DIRECTIONS FOR THIS TASK: Go through the entries below and copy each line containing the word "Gable".

━━ GIVEN RECORDS ━━

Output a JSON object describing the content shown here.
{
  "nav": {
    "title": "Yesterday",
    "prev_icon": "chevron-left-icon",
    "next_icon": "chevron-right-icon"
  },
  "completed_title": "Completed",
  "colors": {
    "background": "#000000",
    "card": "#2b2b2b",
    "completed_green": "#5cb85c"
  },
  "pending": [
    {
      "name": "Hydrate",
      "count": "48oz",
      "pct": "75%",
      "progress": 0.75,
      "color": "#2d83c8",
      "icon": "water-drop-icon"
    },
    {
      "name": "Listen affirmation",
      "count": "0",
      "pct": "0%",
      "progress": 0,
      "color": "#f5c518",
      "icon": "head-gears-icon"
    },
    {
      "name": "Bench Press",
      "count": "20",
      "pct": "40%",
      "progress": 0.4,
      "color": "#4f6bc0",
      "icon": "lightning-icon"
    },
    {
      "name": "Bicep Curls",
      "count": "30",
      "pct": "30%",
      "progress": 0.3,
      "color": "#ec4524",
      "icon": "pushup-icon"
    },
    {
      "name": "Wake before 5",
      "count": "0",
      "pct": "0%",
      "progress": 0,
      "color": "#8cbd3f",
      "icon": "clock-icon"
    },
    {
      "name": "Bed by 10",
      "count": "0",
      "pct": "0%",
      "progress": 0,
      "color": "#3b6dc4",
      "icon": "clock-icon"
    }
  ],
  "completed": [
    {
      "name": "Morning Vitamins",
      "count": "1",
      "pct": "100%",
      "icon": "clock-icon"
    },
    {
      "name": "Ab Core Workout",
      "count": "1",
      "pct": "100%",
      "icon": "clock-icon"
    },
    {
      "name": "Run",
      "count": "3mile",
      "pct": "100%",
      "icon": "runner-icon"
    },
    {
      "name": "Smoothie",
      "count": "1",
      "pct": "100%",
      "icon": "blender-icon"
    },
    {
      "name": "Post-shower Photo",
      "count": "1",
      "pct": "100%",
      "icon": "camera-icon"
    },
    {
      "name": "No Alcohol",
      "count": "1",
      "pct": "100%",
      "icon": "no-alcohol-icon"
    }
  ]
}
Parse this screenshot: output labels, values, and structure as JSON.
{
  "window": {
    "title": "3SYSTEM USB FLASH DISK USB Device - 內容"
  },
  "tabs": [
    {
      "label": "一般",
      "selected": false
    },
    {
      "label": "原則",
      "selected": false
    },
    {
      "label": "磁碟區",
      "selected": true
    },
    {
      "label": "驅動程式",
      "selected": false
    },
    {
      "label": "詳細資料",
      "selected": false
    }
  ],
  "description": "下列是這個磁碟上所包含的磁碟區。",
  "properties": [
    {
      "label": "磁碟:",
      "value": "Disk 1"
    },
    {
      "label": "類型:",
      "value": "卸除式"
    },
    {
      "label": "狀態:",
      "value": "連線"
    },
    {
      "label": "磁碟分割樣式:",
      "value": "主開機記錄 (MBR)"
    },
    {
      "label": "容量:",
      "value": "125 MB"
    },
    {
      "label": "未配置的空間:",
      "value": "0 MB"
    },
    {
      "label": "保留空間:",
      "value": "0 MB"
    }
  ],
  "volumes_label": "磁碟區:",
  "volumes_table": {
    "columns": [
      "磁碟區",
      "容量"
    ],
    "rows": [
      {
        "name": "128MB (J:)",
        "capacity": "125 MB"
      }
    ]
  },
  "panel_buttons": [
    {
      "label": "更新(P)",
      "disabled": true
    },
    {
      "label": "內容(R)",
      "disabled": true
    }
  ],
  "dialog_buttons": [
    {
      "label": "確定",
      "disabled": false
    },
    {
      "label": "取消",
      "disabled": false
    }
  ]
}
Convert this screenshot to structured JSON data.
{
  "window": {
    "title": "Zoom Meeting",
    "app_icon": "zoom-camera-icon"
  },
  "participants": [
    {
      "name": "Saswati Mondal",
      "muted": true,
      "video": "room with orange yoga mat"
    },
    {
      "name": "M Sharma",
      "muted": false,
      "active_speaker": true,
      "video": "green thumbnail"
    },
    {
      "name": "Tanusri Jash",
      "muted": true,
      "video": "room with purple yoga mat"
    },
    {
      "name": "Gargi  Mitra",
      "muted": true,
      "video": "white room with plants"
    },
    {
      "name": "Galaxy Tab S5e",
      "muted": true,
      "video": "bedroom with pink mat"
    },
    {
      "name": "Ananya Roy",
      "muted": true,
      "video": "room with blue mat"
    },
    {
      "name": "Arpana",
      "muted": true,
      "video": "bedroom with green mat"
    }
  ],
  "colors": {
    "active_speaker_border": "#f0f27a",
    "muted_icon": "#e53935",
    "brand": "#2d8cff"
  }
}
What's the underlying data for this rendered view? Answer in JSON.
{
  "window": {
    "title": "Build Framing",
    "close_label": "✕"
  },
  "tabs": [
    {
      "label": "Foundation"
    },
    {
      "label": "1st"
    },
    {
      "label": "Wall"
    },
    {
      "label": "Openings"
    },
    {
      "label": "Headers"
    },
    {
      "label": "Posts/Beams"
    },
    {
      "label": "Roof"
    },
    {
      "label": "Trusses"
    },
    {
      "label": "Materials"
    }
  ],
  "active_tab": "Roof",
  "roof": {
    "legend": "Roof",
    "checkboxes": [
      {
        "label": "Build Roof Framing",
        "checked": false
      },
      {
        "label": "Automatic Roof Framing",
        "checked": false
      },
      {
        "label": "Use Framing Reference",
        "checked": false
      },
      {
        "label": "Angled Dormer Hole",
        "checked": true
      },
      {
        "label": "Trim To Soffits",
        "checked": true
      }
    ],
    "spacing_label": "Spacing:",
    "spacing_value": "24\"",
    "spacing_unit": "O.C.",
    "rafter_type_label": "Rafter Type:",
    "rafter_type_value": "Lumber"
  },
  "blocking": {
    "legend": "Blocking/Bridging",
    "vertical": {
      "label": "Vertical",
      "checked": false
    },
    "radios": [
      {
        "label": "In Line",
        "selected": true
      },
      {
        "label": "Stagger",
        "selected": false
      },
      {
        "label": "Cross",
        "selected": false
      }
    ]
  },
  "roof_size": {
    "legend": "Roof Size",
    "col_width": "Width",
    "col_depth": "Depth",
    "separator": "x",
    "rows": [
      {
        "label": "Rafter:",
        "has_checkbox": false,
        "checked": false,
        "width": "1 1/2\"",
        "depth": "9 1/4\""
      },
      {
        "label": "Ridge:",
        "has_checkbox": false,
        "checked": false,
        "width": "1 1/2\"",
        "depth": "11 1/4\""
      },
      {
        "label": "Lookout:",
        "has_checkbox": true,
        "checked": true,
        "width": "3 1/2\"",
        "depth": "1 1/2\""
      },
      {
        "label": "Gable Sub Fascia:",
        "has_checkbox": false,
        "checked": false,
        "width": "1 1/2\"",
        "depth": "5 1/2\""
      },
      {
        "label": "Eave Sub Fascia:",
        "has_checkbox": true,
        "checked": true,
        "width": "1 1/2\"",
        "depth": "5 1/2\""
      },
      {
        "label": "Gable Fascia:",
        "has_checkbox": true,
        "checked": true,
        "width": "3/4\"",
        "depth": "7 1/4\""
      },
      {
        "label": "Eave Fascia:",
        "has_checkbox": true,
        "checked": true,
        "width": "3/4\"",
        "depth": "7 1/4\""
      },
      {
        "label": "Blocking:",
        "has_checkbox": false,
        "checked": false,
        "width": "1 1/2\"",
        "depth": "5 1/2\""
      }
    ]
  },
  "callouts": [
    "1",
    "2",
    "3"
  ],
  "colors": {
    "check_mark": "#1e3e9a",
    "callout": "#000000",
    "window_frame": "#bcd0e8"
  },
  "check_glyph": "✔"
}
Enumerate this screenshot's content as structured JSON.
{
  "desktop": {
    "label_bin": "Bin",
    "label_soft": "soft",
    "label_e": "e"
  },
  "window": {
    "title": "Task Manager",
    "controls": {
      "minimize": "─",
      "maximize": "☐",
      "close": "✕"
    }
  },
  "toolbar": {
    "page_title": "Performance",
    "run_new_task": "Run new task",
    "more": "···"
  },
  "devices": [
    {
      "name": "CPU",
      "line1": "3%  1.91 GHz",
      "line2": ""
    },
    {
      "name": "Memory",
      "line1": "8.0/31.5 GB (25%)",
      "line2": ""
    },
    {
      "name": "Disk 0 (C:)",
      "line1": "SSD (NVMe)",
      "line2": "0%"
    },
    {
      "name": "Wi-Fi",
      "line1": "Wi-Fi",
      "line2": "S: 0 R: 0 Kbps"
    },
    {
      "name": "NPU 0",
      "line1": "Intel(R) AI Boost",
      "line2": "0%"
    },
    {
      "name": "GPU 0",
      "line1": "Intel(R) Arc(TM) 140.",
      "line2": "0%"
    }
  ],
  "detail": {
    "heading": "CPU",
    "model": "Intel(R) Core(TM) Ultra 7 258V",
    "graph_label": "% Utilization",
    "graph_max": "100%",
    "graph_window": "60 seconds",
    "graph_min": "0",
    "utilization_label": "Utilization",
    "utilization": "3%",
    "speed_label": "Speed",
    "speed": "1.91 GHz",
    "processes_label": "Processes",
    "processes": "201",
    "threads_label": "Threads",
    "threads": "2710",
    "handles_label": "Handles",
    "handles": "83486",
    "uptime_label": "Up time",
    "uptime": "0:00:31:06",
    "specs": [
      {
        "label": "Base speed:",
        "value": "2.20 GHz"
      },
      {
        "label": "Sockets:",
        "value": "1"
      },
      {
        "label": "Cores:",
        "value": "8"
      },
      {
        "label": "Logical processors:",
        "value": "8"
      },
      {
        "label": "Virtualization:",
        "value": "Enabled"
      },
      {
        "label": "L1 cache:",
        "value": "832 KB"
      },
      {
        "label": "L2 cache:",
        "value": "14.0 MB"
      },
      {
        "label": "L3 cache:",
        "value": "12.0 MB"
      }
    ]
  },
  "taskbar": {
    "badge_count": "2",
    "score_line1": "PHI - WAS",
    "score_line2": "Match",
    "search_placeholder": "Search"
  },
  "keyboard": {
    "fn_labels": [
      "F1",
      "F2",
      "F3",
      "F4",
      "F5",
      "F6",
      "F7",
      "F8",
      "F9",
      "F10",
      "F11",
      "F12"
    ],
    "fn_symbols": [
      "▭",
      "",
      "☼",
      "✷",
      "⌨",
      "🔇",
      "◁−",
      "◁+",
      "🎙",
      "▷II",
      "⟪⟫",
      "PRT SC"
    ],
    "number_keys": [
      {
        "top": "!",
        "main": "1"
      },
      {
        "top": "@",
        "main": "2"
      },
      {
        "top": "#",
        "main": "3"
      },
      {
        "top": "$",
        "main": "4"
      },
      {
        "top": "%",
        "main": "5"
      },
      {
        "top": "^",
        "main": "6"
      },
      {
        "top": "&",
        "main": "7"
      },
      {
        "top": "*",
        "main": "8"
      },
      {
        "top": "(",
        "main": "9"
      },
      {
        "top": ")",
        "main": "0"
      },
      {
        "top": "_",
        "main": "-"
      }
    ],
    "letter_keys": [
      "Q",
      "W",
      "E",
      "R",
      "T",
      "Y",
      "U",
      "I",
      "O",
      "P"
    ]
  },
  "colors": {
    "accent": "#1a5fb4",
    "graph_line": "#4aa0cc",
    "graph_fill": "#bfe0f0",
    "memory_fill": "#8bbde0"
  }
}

━━━

FULL SOLUTION:
        "label": "Gable Sub Fascia:",
        "label": "Gable Fascia:",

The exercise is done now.